### PROVIDED MATERIAL
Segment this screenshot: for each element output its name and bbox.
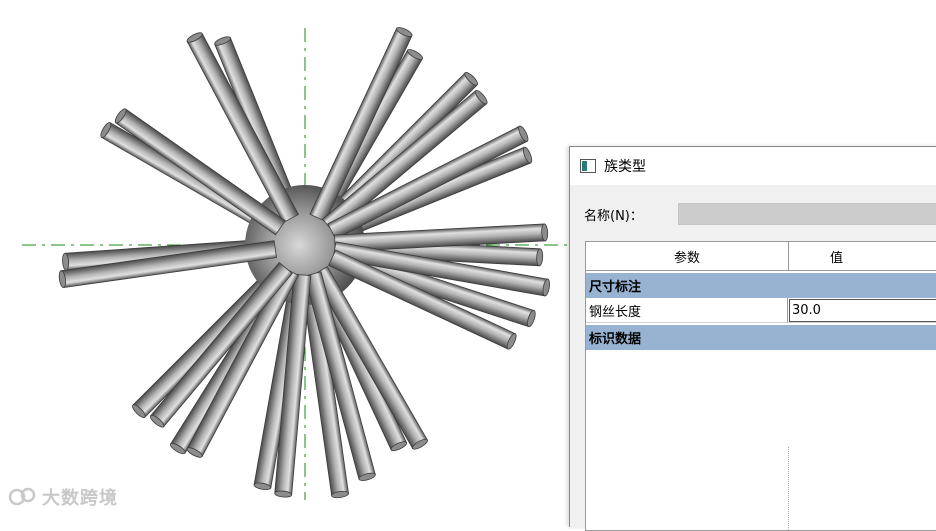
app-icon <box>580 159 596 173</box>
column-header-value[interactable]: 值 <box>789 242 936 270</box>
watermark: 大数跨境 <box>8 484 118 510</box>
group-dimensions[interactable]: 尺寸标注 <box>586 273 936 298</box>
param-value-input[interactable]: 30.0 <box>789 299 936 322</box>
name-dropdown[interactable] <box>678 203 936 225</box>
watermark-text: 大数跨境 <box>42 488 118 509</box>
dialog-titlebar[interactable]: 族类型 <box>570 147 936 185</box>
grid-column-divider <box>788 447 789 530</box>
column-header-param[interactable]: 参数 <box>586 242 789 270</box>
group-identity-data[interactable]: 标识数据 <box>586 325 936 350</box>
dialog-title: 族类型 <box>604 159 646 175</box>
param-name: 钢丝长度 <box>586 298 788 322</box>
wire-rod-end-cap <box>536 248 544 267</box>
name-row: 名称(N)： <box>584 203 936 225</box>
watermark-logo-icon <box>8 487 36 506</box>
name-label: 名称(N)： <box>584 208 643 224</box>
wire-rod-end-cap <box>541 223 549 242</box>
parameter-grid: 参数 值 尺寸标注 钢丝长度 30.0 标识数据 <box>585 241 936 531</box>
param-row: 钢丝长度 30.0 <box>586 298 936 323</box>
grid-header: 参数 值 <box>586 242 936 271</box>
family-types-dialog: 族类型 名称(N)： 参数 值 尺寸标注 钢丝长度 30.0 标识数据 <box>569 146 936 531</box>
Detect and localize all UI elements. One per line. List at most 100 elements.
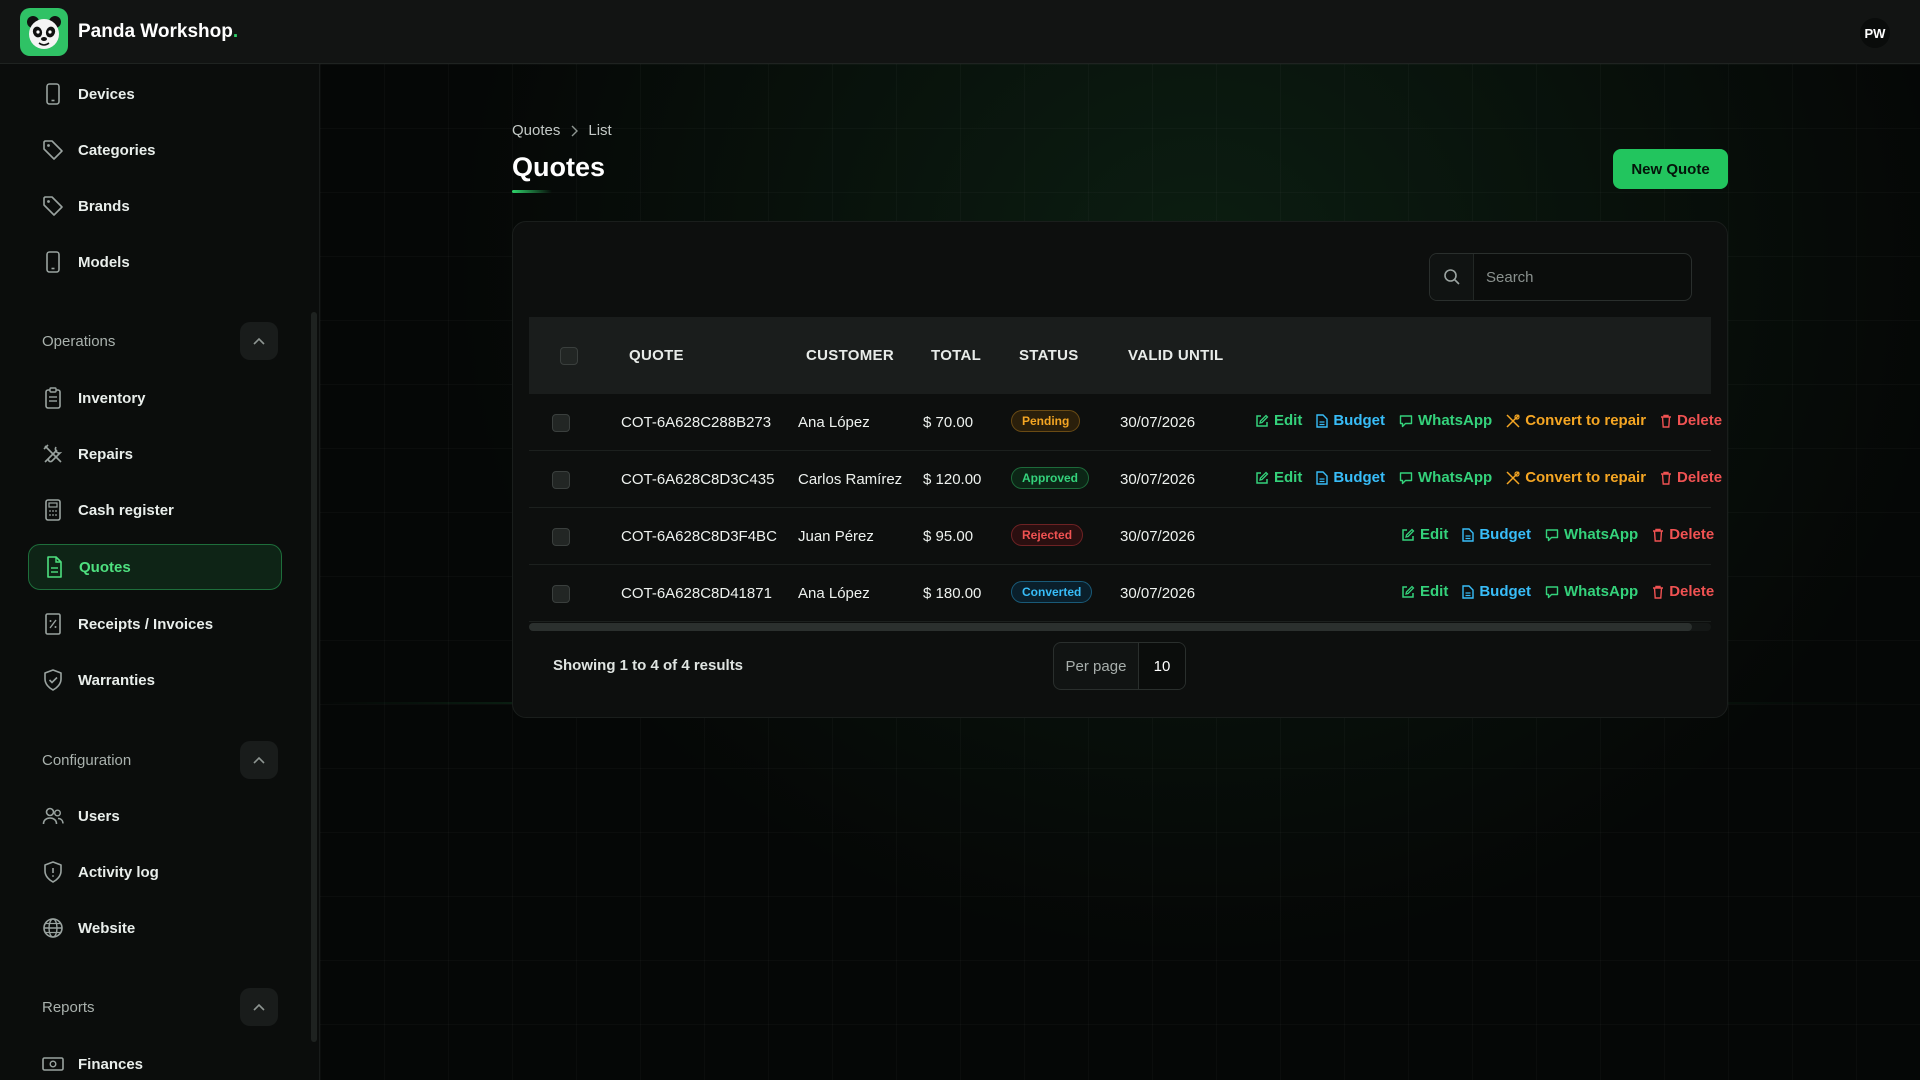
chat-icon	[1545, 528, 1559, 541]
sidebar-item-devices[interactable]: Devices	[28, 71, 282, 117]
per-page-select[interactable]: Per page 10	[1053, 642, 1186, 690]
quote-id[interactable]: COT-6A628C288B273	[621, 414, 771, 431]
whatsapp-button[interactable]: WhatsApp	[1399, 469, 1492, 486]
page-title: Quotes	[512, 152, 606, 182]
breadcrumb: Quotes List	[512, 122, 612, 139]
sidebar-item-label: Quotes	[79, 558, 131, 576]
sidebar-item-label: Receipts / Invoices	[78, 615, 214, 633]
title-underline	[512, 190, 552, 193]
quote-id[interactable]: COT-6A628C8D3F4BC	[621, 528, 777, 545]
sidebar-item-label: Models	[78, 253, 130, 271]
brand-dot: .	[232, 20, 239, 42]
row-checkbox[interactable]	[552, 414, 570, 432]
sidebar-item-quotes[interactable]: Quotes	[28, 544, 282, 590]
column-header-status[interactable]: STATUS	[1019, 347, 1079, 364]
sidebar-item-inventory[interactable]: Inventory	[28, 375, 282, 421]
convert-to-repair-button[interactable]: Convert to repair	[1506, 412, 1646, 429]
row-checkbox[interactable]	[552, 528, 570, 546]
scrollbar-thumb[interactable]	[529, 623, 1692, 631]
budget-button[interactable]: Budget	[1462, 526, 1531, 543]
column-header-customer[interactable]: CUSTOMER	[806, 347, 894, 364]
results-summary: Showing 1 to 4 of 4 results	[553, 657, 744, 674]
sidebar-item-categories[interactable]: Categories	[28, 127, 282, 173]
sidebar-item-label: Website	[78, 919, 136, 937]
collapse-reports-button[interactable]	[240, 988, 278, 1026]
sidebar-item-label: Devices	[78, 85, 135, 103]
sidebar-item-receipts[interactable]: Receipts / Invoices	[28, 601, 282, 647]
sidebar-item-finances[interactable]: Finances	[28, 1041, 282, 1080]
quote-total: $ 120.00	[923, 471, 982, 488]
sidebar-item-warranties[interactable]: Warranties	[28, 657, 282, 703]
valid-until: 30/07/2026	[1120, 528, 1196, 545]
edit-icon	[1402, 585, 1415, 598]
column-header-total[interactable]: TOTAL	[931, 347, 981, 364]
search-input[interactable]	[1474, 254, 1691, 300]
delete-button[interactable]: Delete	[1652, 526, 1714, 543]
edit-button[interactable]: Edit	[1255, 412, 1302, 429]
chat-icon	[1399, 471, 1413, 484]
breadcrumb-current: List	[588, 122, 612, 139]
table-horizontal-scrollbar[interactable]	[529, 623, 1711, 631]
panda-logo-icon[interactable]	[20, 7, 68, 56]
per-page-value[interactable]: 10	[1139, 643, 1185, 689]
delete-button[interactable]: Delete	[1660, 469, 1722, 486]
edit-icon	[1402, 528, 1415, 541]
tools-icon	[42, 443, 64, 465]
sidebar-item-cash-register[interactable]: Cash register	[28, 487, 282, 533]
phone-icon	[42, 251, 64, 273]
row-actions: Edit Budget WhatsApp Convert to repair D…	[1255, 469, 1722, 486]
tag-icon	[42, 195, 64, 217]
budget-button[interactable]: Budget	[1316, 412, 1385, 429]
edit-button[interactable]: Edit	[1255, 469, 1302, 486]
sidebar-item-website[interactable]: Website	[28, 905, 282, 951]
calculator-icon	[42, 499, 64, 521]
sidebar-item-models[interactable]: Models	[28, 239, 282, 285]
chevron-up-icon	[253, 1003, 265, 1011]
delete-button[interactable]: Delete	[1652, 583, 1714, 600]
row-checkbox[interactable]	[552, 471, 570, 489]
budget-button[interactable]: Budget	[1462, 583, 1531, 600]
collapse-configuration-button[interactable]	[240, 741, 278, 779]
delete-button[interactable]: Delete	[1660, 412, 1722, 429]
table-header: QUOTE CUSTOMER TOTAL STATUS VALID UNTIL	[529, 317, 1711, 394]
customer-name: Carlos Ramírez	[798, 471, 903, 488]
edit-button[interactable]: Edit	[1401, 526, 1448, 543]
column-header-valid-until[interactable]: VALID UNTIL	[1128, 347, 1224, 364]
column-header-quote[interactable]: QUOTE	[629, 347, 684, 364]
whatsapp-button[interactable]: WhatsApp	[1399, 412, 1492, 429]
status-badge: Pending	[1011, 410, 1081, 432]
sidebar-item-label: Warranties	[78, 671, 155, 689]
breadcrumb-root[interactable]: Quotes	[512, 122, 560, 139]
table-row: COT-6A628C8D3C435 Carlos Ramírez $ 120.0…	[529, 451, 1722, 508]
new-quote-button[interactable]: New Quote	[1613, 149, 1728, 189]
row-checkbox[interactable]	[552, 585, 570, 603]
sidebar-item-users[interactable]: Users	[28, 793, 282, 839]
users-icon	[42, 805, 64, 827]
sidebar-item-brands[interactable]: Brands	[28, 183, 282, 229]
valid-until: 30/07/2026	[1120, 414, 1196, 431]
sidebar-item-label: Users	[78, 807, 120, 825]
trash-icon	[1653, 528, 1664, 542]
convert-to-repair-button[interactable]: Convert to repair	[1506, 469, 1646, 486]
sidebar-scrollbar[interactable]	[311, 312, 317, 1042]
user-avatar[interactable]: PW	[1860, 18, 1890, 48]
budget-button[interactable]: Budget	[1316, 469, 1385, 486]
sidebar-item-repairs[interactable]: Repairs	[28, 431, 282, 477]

### WORK TO COMPLETE
Reproduce all of the rows above, substituting "rod-end-cap" for every occurrence of "wire-rod-end-cap" and leaving everything else unchanged. Leave out the pictures.

### SOLUTION FOR THIS EXERCISE
Segment this screenshot: for each element output its name and bbox.
app-icon <box>580 159 596 173</box>
column-header-value[interactable]: 值 <box>789 242 936 270</box>
watermark: 大数跨境 <box>8 484 118 510</box>
group-dimensions[interactable]: 尺寸标注 <box>586 273 936 298</box>
param-value-input[interactable]: 30.0 <box>789 299 936 322</box>
name-dropdown[interactable] <box>678 203 936 225</box>
watermark-text: 大数跨境 <box>42 488 118 509</box>
dialog-titlebar[interactable]: 族类型 <box>570 147 936 185</box>
grid-column-divider <box>788 447 789 530</box>
column-header-param[interactable]: 参数 <box>586 242 789 270</box>
group-identity-data[interactable]: 标识数据 <box>586 325 936 350</box>
dialog-title: 族类型 <box>604 159 646 175</box>
param-name: 钢丝长度 <box>586 298 788 322</box>
rod-end-cap <box>536 248 544 267</box>
name-row: 名称(N)： <box>584 203 936 225</box>
watermark-logo-icon <box>8 487 36 506</box>
name-label: 名称(N)： <box>584 208 643 224</box>
rod-end-cap <box>541 223 549 242</box>
parameter-grid: 参数 值 尺寸标注 钢丝长度 30.0 标识数据 <box>585 241 936 531</box>
param-row: 钢丝长度 30.0 <box>586 298 936 323</box>
grid-header: 参数 值 <box>586 242 936 271</box>
family-types-dialog: 族类型 名称(N)： 参数 值 尺寸标注 钢丝长度 30.0 标识数据 <box>569 146 936 531</box>
Detect and localize all UI elements. One per line. List at most 100 elements.
chat-icon	[1545, 528, 1559, 541]
sidebar-item-devices[interactable]: Devices	[28, 71, 282, 117]
per-page-select[interactable]: Per page 10	[1053, 642, 1186, 690]
quote-id[interactable]: COT-6A628C288B273	[621, 414, 771, 431]
whatsapp-button[interactable]: WhatsApp	[1399, 469, 1492, 486]
page-title: Quotes	[512, 152, 606, 182]
breadcrumb: Quotes List	[512, 122, 612, 139]
sidebar-item-label: Quotes	[79, 558, 131, 576]
sidebar-item-label: Receipts / Invoices	[78, 615, 214, 633]
title-underline	[512, 190, 552, 193]
quote-id[interactable]: COT-6A628C8D3F4BC	[621, 528, 777, 545]
sidebar-item-label: Models	[78, 253, 130, 271]
brand-dot: .	[232, 20, 239, 42]
row-checkbox[interactable]	[552, 414, 570, 432]
sidebar-item-quotes[interactable]: Quotes	[28, 544, 282, 590]
column-header-status[interactable]: STATUS	[1019, 347, 1079, 364]
sidebar-item-inventory[interactable]: Inventory	[28, 375, 282, 421]
convert-to-repair-button[interactable]: Convert to repair	[1506, 412, 1646, 429]
row-checkbox[interactable]	[552, 528, 570, 546]
scrollbar-thumb[interactable]	[529, 623, 1692, 631]
budget-button[interactable]: Budget	[1462, 526, 1531, 543]
column-header-customer[interactable]: CUSTOMER	[806, 347, 894, 364]
results-summary: Showing 1 to 4 of 4 results	[553, 657, 744, 674]
sidebar-item-categories[interactable]: Categories	[28, 127, 282, 173]
sidebar-item-label: Website	[78, 919, 136, 937]
collapse-reports-button[interactable]	[240, 988, 278, 1026]
sidebar-item-label: Devices	[78, 85, 135, 103]
sidebar-item-receipts[interactable]: Receipts / Invoices	[28, 601, 282, 647]
sidebar-item-finances[interactable]: Finances	[28, 1041, 282, 1080]
quote-total: $ 120.00	[923, 471, 982, 488]
sidebar-item-warranties[interactable]: Warranties	[28, 657, 282, 703]
valid-until: 30/07/2026	[1120, 528, 1196, 545]
edit-icon	[1402, 585, 1415, 598]
column-header-total[interactable]: TOTAL	[931, 347, 981, 364]
search-input[interactable]	[1474, 254, 1691, 300]
delete-button[interactable]: Delete	[1652, 526, 1714, 543]
edit-button[interactable]: Edit	[1255, 412, 1302, 429]
chat-icon	[1399, 471, 1413, 484]
breadcrumb-current: List	[588, 122, 612, 139]
table-horizontal-scrollbar[interactable]	[529, 623, 1711, 631]
panda-logo-icon[interactable]	[20, 7, 68, 56]
per-page-value[interactable]: 10	[1139, 643, 1185, 689]
delete-button[interactable]: Delete	[1660, 469, 1722, 486]
edit-icon	[1402, 528, 1415, 541]
tools-icon	[42, 443, 64, 465]
sidebar-item-cash-register[interactable]: Cash register	[28, 487, 282, 533]
phone-icon	[42, 251, 64, 273]
row-actions: Edit Budget WhatsApp Convert to repair D…	[1255, 469, 1722, 486]
tag-icon	[42, 195, 64, 217]
budget-button[interactable]: Budget	[1316, 412, 1385, 429]
edit-button[interactable]: Edit	[1255, 469, 1302, 486]
sidebar-item-website[interactable]: Website	[28, 905, 282, 951]
calculator-icon	[42, 499, 64, 521]
sidebar-item-models[interactable]: Models	[28, 239, 282, 285]
chevron-up-icon	[253, 1003, 265, 1011]
delete-button[interactable]: Delete	[1652, 583, 1714, 600]
row-checkbox[interactable]	[552, 471, 570, 489]
budget-button[interactable]: Budget	[1462, 583, 1531, 600]
collapse-configuration-button[interactable]	[240, 741, 278, 779]
delete-button[interactable]: Delete	[1660, 412, 1722, 429]
table-header: QUOTE CUSTOMER TOTAL STATUS VALID UNTIL	[529, 317, 1711, 394]
customer-name: Carlos Ramírez	[798, 471, 903, 488]
edit-button[interactable]: Edit	[1401, 526, 1448, 543]
column-header-valid-until[interactable]: VALID UNTIL	[1128, 347, 1224, 364]
column-header-quote[interactable]: QUOTE	[629, 347, 684, 364]
whatsapp-button[interactable]: WhatsApp	[1399, 412, 1492, 429]
status-badge: Pending	[1011, 410, 1081, 432]
sidebar-item-label: Warranties	[78, 671, 155, 689]
breadcrumb-root[interactable]: Quotes	[512, 122, 560, 139]
table-row: COT-6A628C8D3C435 Carlos Ramírez $ 120.0…	[529, 451, 1722, 508]
new-quote-button[interactable]: New Quote	[1613, 149, 1728, 189]
row-checkbox[interactable]	[552, 585, 570, 603]
sidebar-item-users[interactable]: Users	[28, 793, 282, 839]
users-icon	[42, 805, 64, 827]
sidebar-item-brands[interactable]: Brands	[28, 183, 282, 229]
valid-until: 30/07/2026	[1120, 414, 1196, 431]
sidebar-item-label: Users	[78, 807, 120, 825]
trash-icon	[1653, 528, 1664, 542]
convert-to-repair-button[interactable]: Convert to repair	[1506, 469, 1646, 486]
sidebar-scrollbar[interactable]	[311, 312, 317, 1042]
user-avatar[interactable]: PW	[1860, 18, 1890, 48]
budget-button[interactable]: Budget	[1316, 469, 1385, 486]
sidebar-item-repairs[interactable]: Repairs	[28, 431, 282, 477]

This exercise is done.